Extrait du texte
>>>>

La douleur existe, donc, merci docteur. Il suffit d'entendre crier certains commerçants pour s'en convaincre. Mais quelles en sont les causes ? L'agent immobilier examine les symptômes. « D'une part, les gens consomment moins. On est toujours dans un contexte de crise économique, les statistiques nationales démontrent que des records ont été battus en 2015 en matière de baisse de consommation. Ensuite, c'est vrai que les gens ont du mal à traverser le Vieux Port avec la fermeture de la circulation. Des commerçants qui comparent le dernier trimestre de 2015 avec celui de 2014 voient une chute de 20 % à 30 % de leur chiffre d'affaires. Troisième facteur selon moi, depuis quatre ou cinq ans, l'offre de restauration en centre-ville s'est déplacée vers le marché. On y trouve aujourd'hui des affaires qui ont bonne presse, une ambiance qui séduit le public. Peut-être aussi qu'on peut s'y garer un peu plus facilement… Les restaurants du Vieux Port auront toujours la clientèle touristique, mais la clientèle locale va voir ailleurs. »

<<<<

Données fournies
>>>>

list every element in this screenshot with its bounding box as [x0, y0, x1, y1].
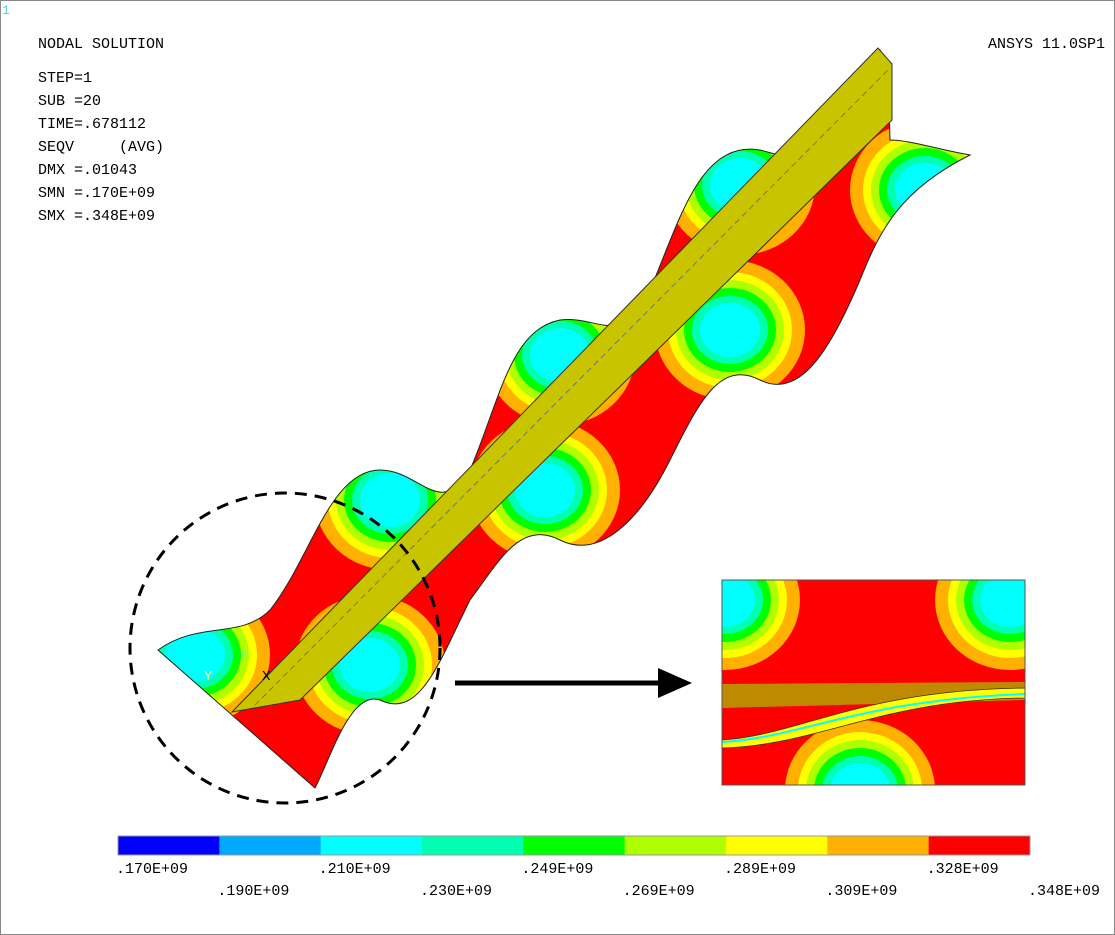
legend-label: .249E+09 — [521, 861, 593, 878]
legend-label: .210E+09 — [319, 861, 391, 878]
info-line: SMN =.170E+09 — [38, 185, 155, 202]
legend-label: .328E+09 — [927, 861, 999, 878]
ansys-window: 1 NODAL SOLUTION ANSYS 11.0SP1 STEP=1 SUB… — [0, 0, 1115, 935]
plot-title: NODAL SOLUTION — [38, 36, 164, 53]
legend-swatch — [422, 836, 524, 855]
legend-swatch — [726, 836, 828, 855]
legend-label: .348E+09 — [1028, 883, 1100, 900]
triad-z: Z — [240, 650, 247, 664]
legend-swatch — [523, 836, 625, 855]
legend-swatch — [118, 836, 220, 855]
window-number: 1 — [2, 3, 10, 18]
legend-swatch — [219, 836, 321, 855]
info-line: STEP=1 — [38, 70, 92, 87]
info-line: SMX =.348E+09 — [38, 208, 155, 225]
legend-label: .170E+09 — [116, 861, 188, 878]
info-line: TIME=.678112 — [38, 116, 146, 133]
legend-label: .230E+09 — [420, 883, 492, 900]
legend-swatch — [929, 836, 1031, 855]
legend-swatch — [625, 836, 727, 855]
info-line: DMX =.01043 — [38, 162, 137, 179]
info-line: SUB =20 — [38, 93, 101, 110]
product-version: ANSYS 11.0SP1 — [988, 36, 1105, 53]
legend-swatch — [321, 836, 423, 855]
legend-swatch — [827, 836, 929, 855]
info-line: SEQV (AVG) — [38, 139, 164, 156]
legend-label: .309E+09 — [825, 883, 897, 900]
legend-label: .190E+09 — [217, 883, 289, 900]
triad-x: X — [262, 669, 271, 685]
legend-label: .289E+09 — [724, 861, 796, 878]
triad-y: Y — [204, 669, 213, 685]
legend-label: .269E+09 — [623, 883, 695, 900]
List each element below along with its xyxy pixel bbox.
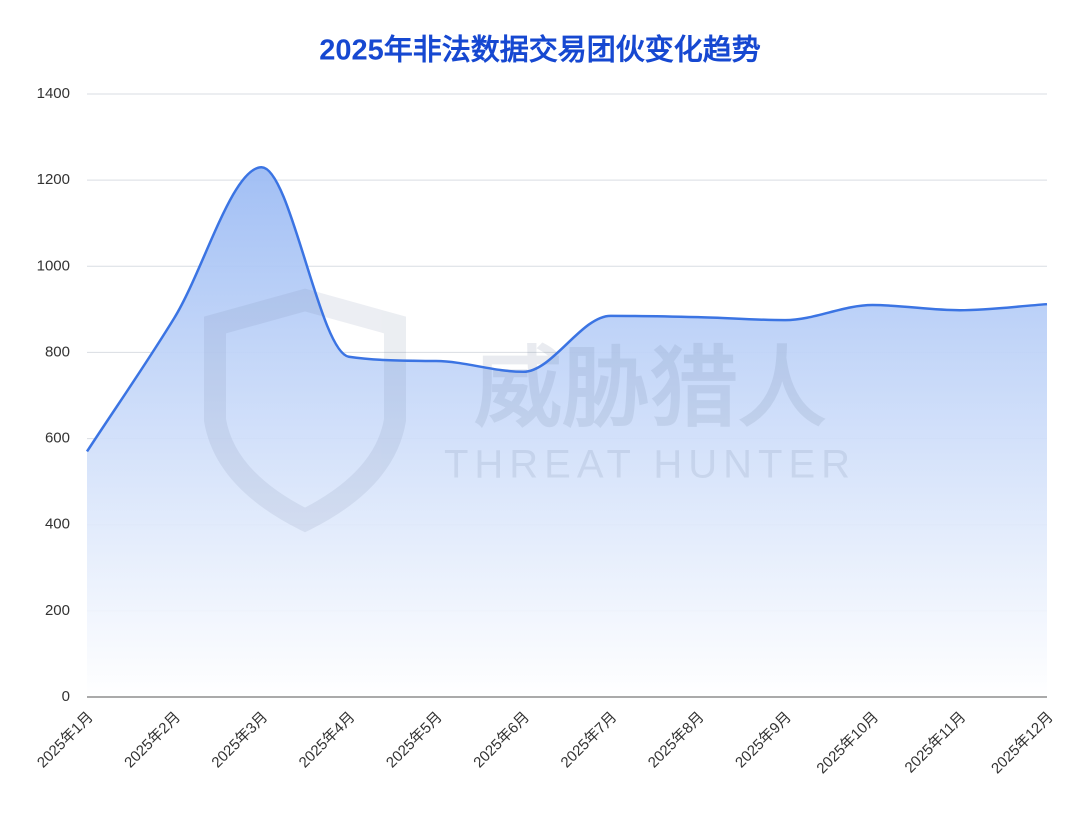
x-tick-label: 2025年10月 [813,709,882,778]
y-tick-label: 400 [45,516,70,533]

<<<<

Consigne
Reprenez le texte sur le recul de l'activité des commerçants du Vieux Port et poursuivez-le à partir de sa dernière phrase.

Réponse
Manque de différenciation

Propriétaires de murs commerciaux à La Rochelle, et accessoirement président départemental de l'Union nationale de la propriété immobilière (UNPI 17), Jean-Louis Racaud n'est pas loin de partager la même analyse. « Il y a effectivement un malaise en terme de fréquentation, avec des disparités en fonction des quartiers. Le changement de circulation en centre-ville a certainement généré un déplacement de l'attractivité. Il est plus difficile d'accéder au Vieux Port, ça décourage les gens. Après, il ne faut pas tout mettre sur le compte de la circulation. Si l'on prend l'exemple de la rue Saint-Jean-du-Pérot, ce n'était pas forcément plus facile d'y accéder avant. »
« Dans cette rue, la plupart des établissements avaient une carte classique à mon avis, estime un agent immobilier. Il y avait un manque de différenciation. En dehors de quelques restaurants qui ont pignon sur rue, ceux qui s'en sortent ont un concept, une identité propre. » La rue Saint-Jean-du-Pérot a connu trois liquidations en presque trois mois (Le Labo, Le Trente et 1, El Asador).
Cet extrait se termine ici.